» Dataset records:

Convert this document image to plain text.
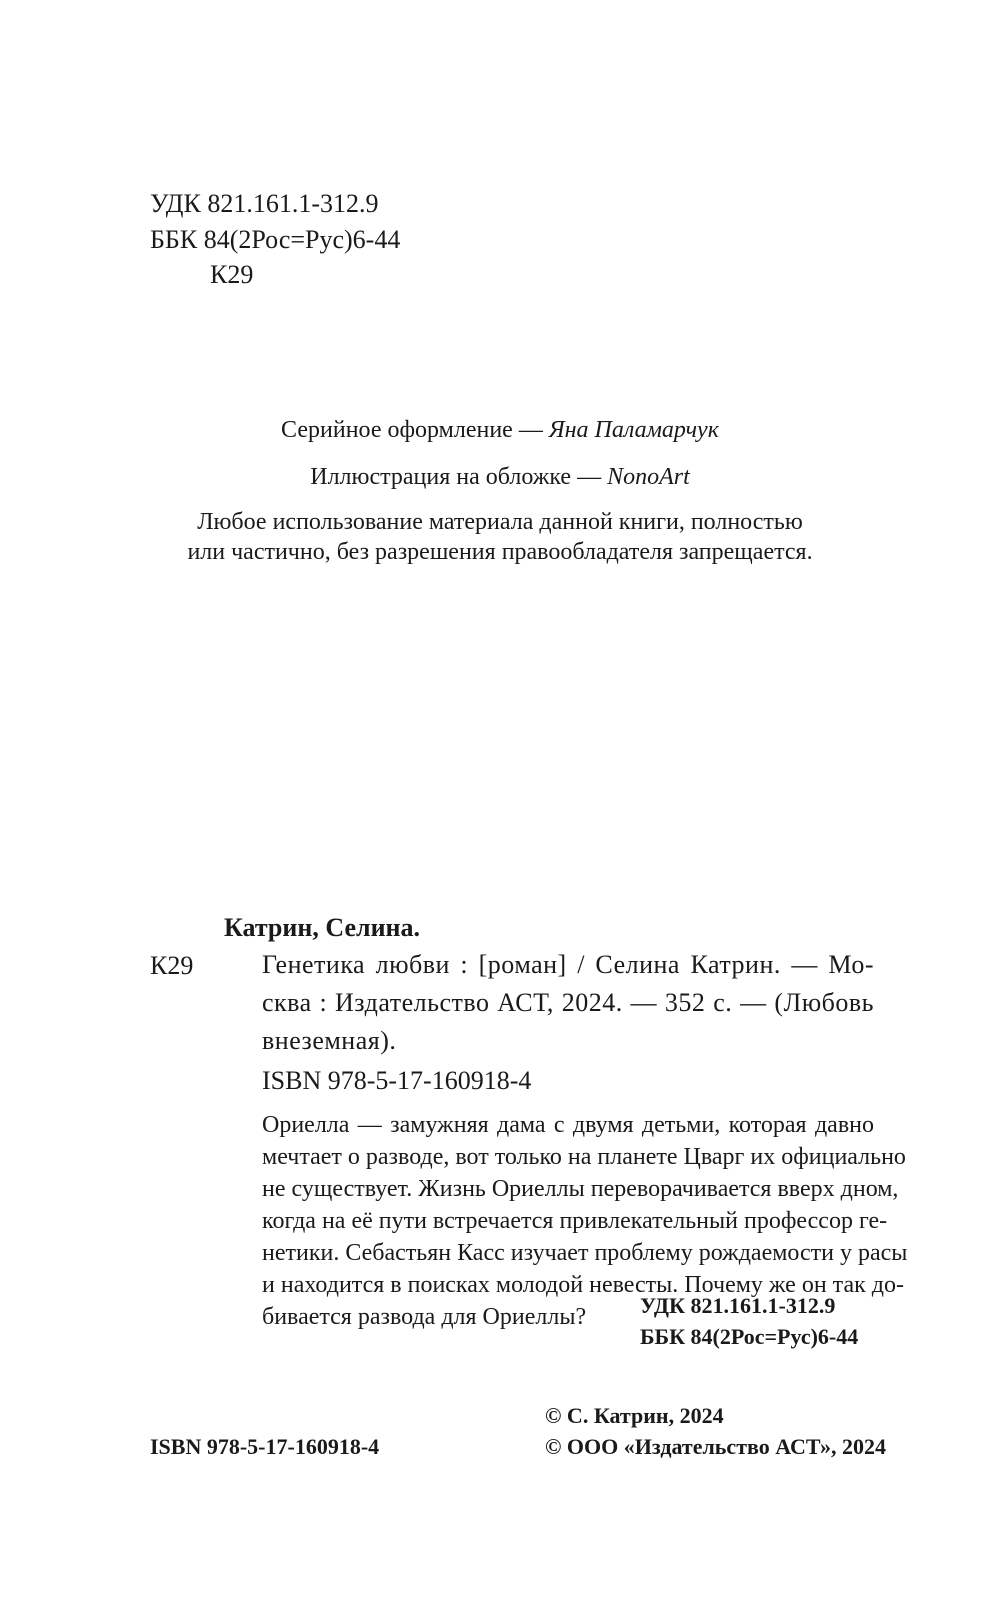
УДК 821.161.1-312.9
ББК 84(2Рос=Рус)6-44
К29
Серийное оформление — Яна Паламарчук
Иллюстрация на обложке — NonoArt
Любое использование материала данной книги, полностью
или частично, без разрешения правообладателя запрещается.
Катрин, Селина.
К29	Генетика любви : [роман] / Селина Катрин. — Мо-
сква : Издательство АСТ, 2024. — 352 с. — (Любовь
внеземная).
ISBN 978-5-17-160918-4
Ориелла — замужняя дама с двумя детьми, которая давно
мечтает о разводе, вот только на планете Цварг их официально
не существует. Жизнь Ориеллы переворачивается вверх дном,
когда на её пути встречается привлекательный профессор ге-
нетики. Себастьян Касс изучает проблему рождаемости у расы
и находится в поисках молодой невесты. Почему же он так до-
бивается развода для Ориеллы?	УДК 821.161.1-312.9
ББК 84(2Рос=Рус)6-44
© С. Катрин, 2024
ISBN 978-5-17-160918-4	© ООО «Издательство АСТ», 2024
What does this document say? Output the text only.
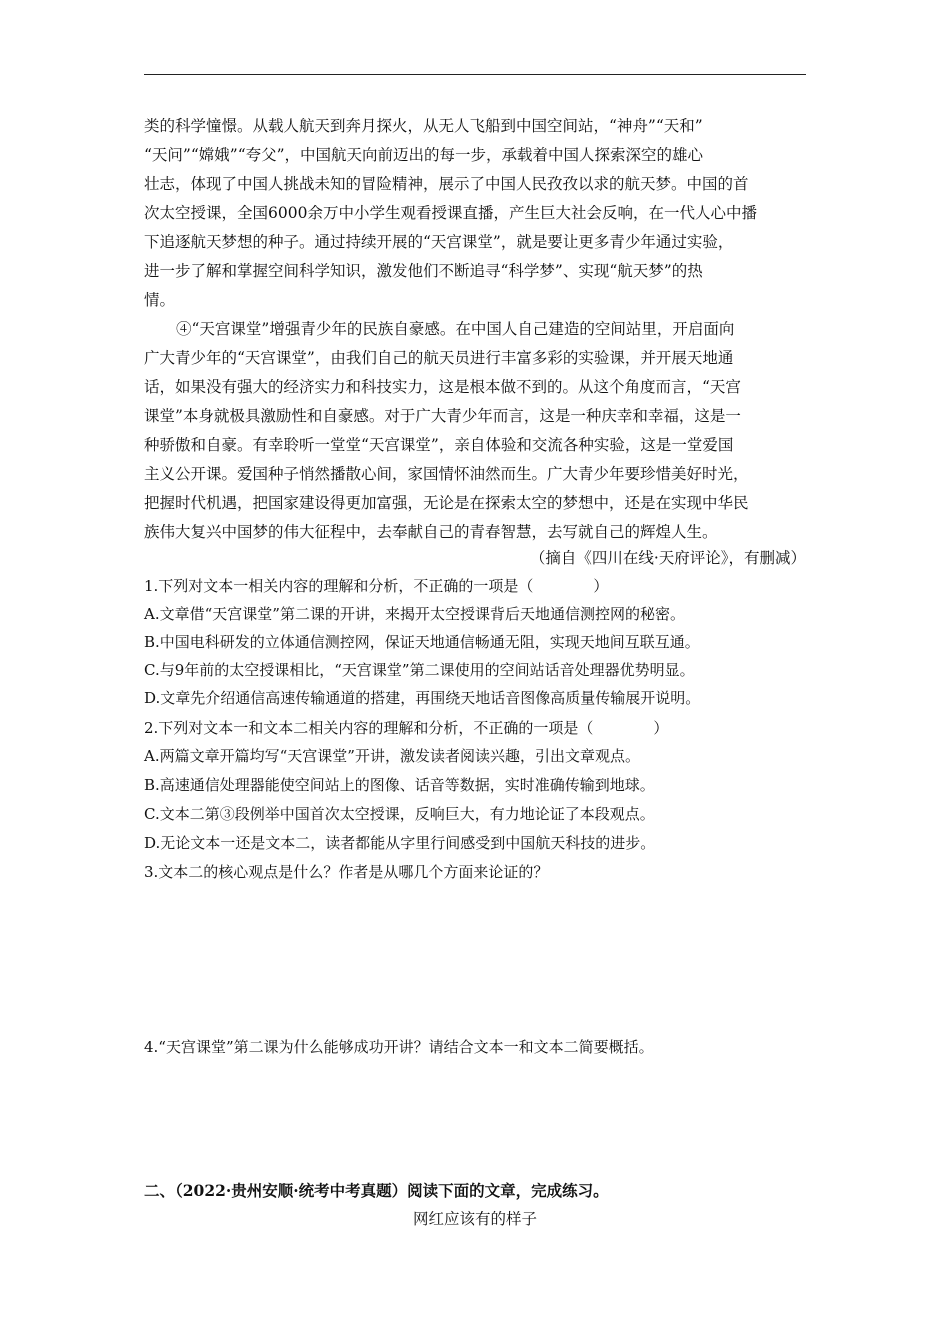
类的科学憧憬。从载人航天到奔月探火，从无人飞船到中国空间站，“神舟”“天和”
“天问”“嫦娥”“夸父”，中国航天向前迈出的每一步，承载着中国人探索深空的雄心
壮志，体现了中国人挑战未知的冒险精神，展示了中国人民孜孜以求的航天梦。中国的首
次太空授课，全国6000余万中小学生观看授课直播，产生巨大社会反响，在一代人心中播
下追逐航天梦想的种子。通过持续开展的“天宫课堂”，就是要让更多青少年通过实验，
进一步了解和掌握空间科学知识，激发他们不断追寻“科学梦”、实现“航天梦”的热
情。
④“天宫课堂”增强青少年的民族自豪感。在中国人自己建造的空间站里，开启面向
广大青少年的“天宫课堂”，由我们自己的航天员进行丰富多彩的实验课，并开展天地通
话，如果没有强大的经济实力和科技实力，这是根本做不到的。从这个角度而言，“天宫
课堂”本身就极具激励性和自豪感。对于广大青少年而言，这是一种庆幸和幸福，这是一
种骄傲和自豪。有幸聆听一堂堂“天宫课堂”，亲自体验和交流各种实验，这是一堂爱国
主义公开课。爱国种子悄然播散心间，家国情怀油然而生。广大青少年要珍惜美好时光，
把握时代机遇，把国家建设得更加富强，无论是在探索太空的梦想中，还是在实现中华民
族伟大复兴中国梦的伟大征程中，去奉献自己的青春智慧，去写就自己的辉煌人生。
（摘自《四川在线·天府评论》，有删减）
1.下列对文本一相关内容的理解和分析，不正确的一项是（　　　　）
A.文章借“天宫课堂”第二课的开讲，来揭开太空授课背后天地通信测控网的秘密。
B.中国电科研发的立体通信测控网，保证天地通信畅通无阻，实现天地间互联互通。
C.与9年前的太空授课相比，“天宫课堂”第二课使用的空间站话音处理器优势明显。
D.文章先介绍通信高速传输通道的搭建，再围绕天地话音图像高质量传输展开说明。
2.下列对文本一和文本二相关内容的理解和分析，不正确的一项是（　　　　）
A.两篇文章开篇均写“天宫课堂”开讲，激发读者阅读兴趣，引出文章观点。
B.高速通信处理器能使空间站上的图像、话音等数据，实时准确传输到地球。
C.文本二第③段例举中国首次太空授课，反响巨大，有力地论证了本段观点。
D.无论文本一还是文本二，读者都能从字里行间感受到中国航天科技的进步。
3.文本二的核心观点是什么？作者是从哪几个方面来论证的？
4.“天宫课堂”第二课为什么能够成功开讲？请结合文本一和文本二简要概括。
二、（2022·贵州安顺·统考中考真题）阅读下面的文章，完成练习。
网红应该有的样子
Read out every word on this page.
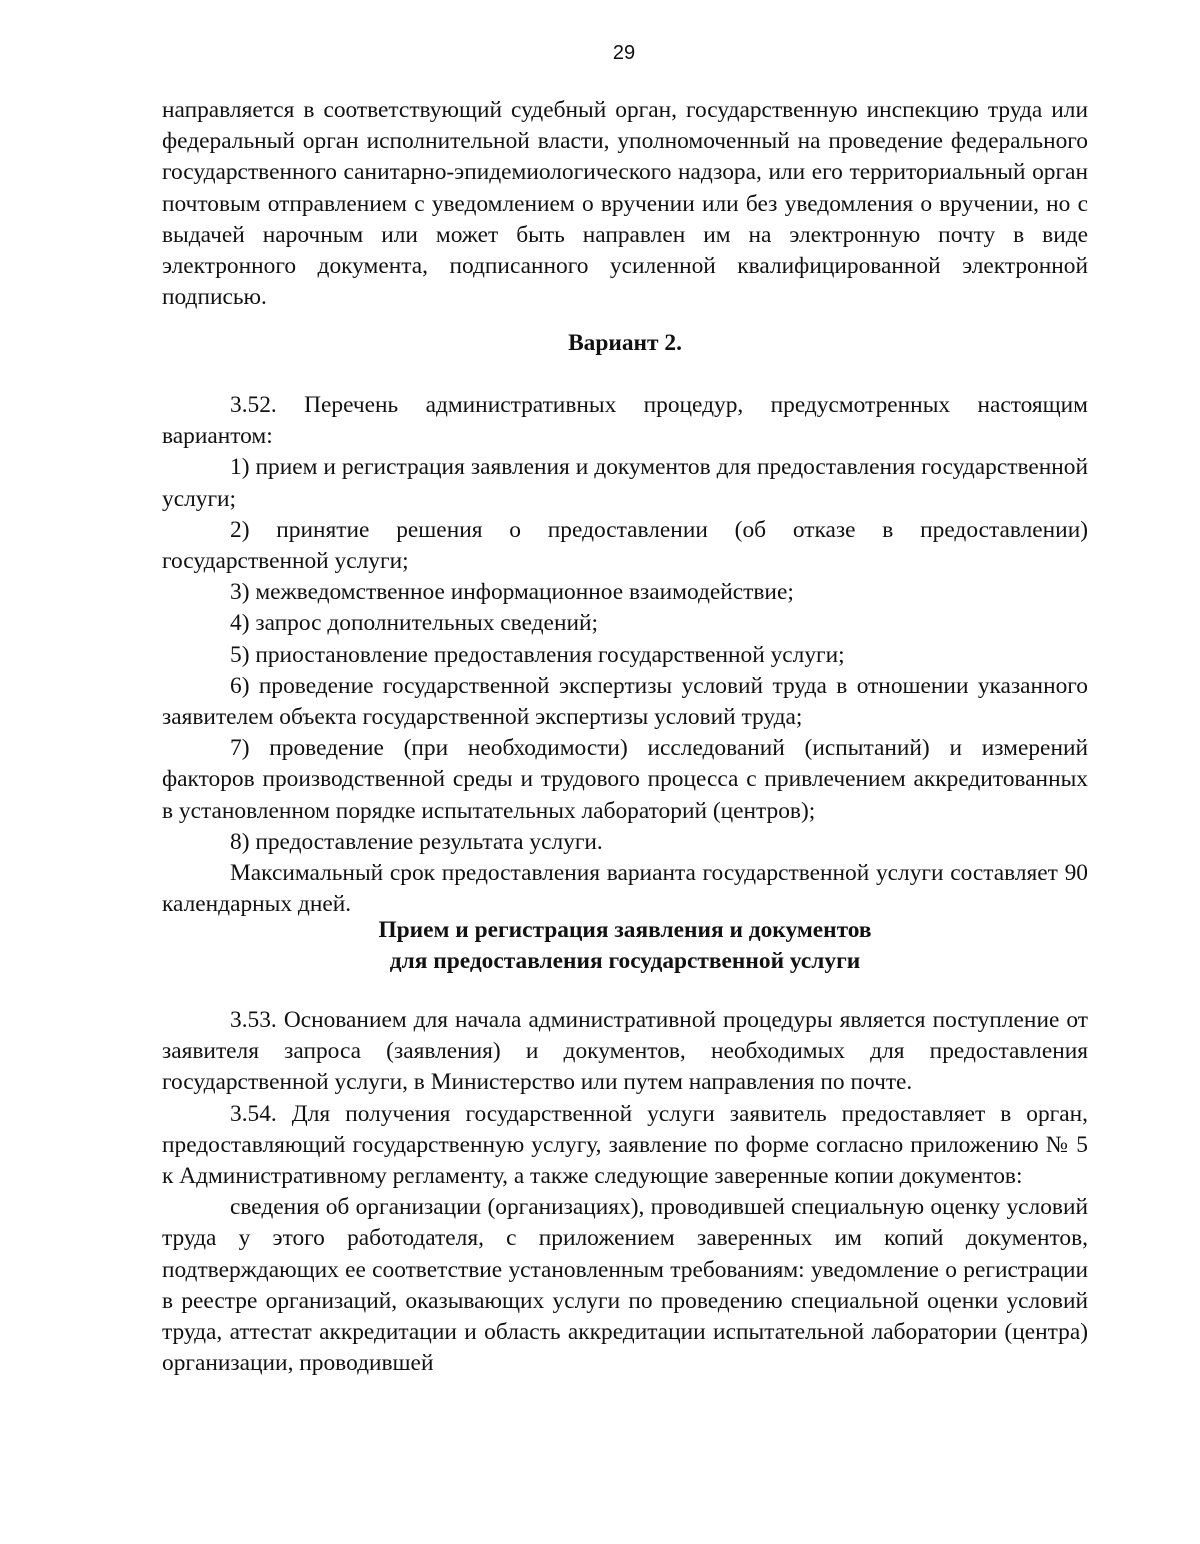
29

направляется в соответствующий судебный орган, государственную инспекцию труда или федеральный орган исполнительной власти, уполномоченный на проведение федерального государственного санитарно-эпидемиологического надзора, или его территориальный орган почтовым отправлением с уведомлением о вручении или без уведомления о вручении, но с выдачей нарочным или может быть направлен им на электронную почту в виде электронного документа, подписанного усиленной квалифицированной электронной подписью.

Вариант 2.

3.52. Перечень административных процедур, предусмотренных настоящим вариантом:

1) прием и регистрация заявления и документов для предоставления государственной услуги;

2) принятие решения о предоставлении (об отказе в предоставлении) государственной услуги;

3) межведомственное информационное взаимодействие;

4) запрос дополнительных сведений;

5) приостановление предоставления государственной услуги;

6) проведение государственной экспертизы условий труда в отношении указанного заявителем объекта государственной экспертизы условий труда;

7) проведение (при необходимости) исследований (испытаний) и измерений факторов производственной среды и трудового процесса с привлечением аккредитованных в установленном порядке испытательных лабораторий (центров);

8) предоставление результата услуги.

Максимальный срок предоставления варианта государственной услуги составляет 90 календарных дней.

Прием и регистрация заявления и документов

для предоставления государственной услуги

3.53. Основанием для начала административной процедуры является поступление от заявителя запроса (заявления) и документов, необходимых для предоставления государственной услуги, в Министерство или путем направления по почте.

3.54. Для получения государственной услуги заявитель предоставляет в орган, предоставляющий государственную услугу, заявление по форме согласно приложению № 5 к Административному регламенту, а также следующие заверенные копии документов:

сведения об организации (организациях), проводившей специальную оценку условий труда у этого работодателя, с приложением заверенных им копий документов, подтверждающих ее соответствие установленным требованиям: уведомление о регистрации в реестре организаций, оказывающих услуги по проведению специальной оценки условий труда, аттестат аккредитации и область аккредитации испытательной лаборатории (центра) организации, проводившей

» TASK GOAL:
Pictures are to be left out; all else in the entries above is to be quoted exactly.

» FINAL ANSWER:
Convert this document image to plain text.
УДК 821.161.1-312.9
ББК 84(2Рос=Рус)6-44
К29
Серийное оформление — Яна Паламарчук
Иллюстрация на обложке — NonoArt
Любое использование материала данной книги, полностью
или частично, без разрешения правообладателя запрещается.
Катрин, Селина.
К29	Генетика любви : [роман] / Селина Катрин. — Мо-
сква : Издательство АСТ, 2024. — 352 с. — (Любовь
внеземная).
ISBN 978-5-17-160918-4
Ориелла — замужняя дама с двумя детьми, которая давно
мечтает о разводе, вот только на планете Цварг их официально
не существует. Жизнь Ориеллы переворачивается вверх дном,
когда на её пути встречается привлекательный профессор ге-
нетики. Себастьян Касс изучает проблему рождаемости у расы
и находится в поисках молодой невесты. Почему же он так до-
бивается развода для Ориеллы?	УДК 821.161.1-312.9
ББК 84(2Рос=Рус)6-44
© С. Катрин, 2024
ISBN 978-5-17-160918-4	© ООО «Издательство АСТ», 2024
What does this document say? Output the text only.
类的科学憧憬。从载人航天到奔月探火，从无人飞船到中国空间站，“神舟”“天和”
“天问”“嫦娥”“夸父”，中国航天向前迈出的每一步，承载着中国人探索深空的雄心
壮志，体现了中国人挑战未知的冒险精神，展示了中国人民孜孜以求的航天梦。中国的首
次太空授课，全国6000余万中小学生观看授课直播，产生巨大社会反响，在一代人心中播
下追逐航天梦想的种子。通过持续开展的“天宫课堂”，就是要让更多青少年通过实验，
进一步了解和掌握空间科学知识，激发他们不断追寻“科学梦”、实现“航天梦”的热
情。
④“天宫课堂”增强青少年的民族自豪感。在中国人自己建造的空间站里，开启面向
广大青少年的“天宫课堂”，由我们自己的航天员进行丰富多彩的实验课，并开展天地通
话，如果没有强大的经济实力和科技实力，这是根本做不到的。从这个角度而言，“天宫
课堂”本身就极具激励性和自豪感。对于广大青少年而言，这是一种庆幸和幸福，这是一
种骄傲和自豪。有幸聆听一堂堂“天宫课堂”，亲自体验和交流各种实验，这是一堂爱国
主义公开课。爱国种子悄然播散心间，家国情怀油然而生。广大青少年要珍惜美好时光，
把握时代机遇，把国家建设得更加富强，无论是在探索太空的梦想中，还是在实现中华民
族伟大复兴中国梦的伟大征程中，去奉献自己的青春智慧，去写就自己的辉煌人生。
（摘自《四川在线·天府评论》，有删减）
1.下列对文本一相关内容的理解和分析，不正确的一项是（　　　　）
A.文章借“天宫课堂”第二课的开讲，来揭开太空授课背后天地通信测控网的秘密。
B.中国电科研发的立体通信测控网，保证天地通信畅通无阻，实现天地间互联互通。
C.与9年前的太空授课相比，“天宫课堂”第二课使用的空间站话音处理器优势明显。
D.文章先介绍通信高速传输通道的搭建，再围绕天地话音图像高质量传输展开说明。
2.下列对文本一和文本二相关内容的理解和分析，不正确的一项是（　　　　）
A.两篇文章开篇均写“天宫课堂”开讲，激发读者阅读兴趣，引出文章观点。
B.高速通信处理器能使空间站上的图像、话音等数据，实时准确传输到地球。
C.文本二第③段例举中国首次太空授课，反响巨大，有力地论证了本段观点。
D.无论文本一还是文本二，读者都能从字里行间感受到中国航天科技的进步。
3.文本二的核心观点是什么？作者是从哪几个方面来论证的？
4.“天宫课堂”第二课为什么能够成功开讲？请结合文本一和文本二简要概括。
二、（2022·贵州安顺·统考中考真题）阅读下面的文章，完成练习。
网红应该有的样子
Read out every word on this page.
29

направляется в соответствующий судебный орган, государственную инспекцию труда или федеральный орган исполнительной власти, уполномоченный на проведение федерального государственного санитарно-эпидемиологического надзора, или его территориальный орган почтовым отправлением с уведомлением о вручении или без уведомления о вручении, но с выдачей нарочным или может быть направлен им на электронную почту в виде электронного документа, подписанного усиленной квалифицированной электронной подписью.

Вариант 2.

3.52. Перечень административных процедур, предусмотренных настоящим вариантом:

1) прием и регистрация заявления и документов для предоставления государственной услуги;

2) принятие решения о предоставлении (об отказе в предоставлении) государственной услуги;

3) межведомственное информационное взаимодействие;

4) запрос дополнительных сведений;

5) приостановление предоставления государственной услуги;

6) проведение государственной экспертизы условий труда в отношении указанного заявителем объекта государственной экспертизы условий труда;

7) проведение (при необходимости) исследований (испытаний) и измерений факторов производственной среды и трудового процесса с привлечением аккредитованных в установленном порядке испытательных лабораторий (центров);

8) предоставление результата услуги.

Максимальный срок предоставления варианта государственной услуги составляет 90 календарных дней.

Прием и регистрация заявления и документов

для предоставления государственной услуги

3.53. Основанием для начала административной процедуры является поступление от заявителя запроса (заявления) и документов, необходимых для предоставления государственной услуги, в Министерство или путем направления по почте.

3.54. Для получения государственной услуги заявитель предоставляет в орган, предоставляющий государственную услугу, заявление по форме согласно приложению № 5 к Административному регламенту, а также следующие заверенные копии документов:

сведения об организации (организациях), проводившей специальную оценку условий труда у этого работодателя, с приложением заверенных им копий документов, подтверждающих ее соответствие установленным требованиям: уведомление о регистрации в реестре организаций, оказывающих услуги по проведению специальной оценки условий труда, аттестат аккредитации и область аккредитации испытательной лаборатории (центра) организации, проводившей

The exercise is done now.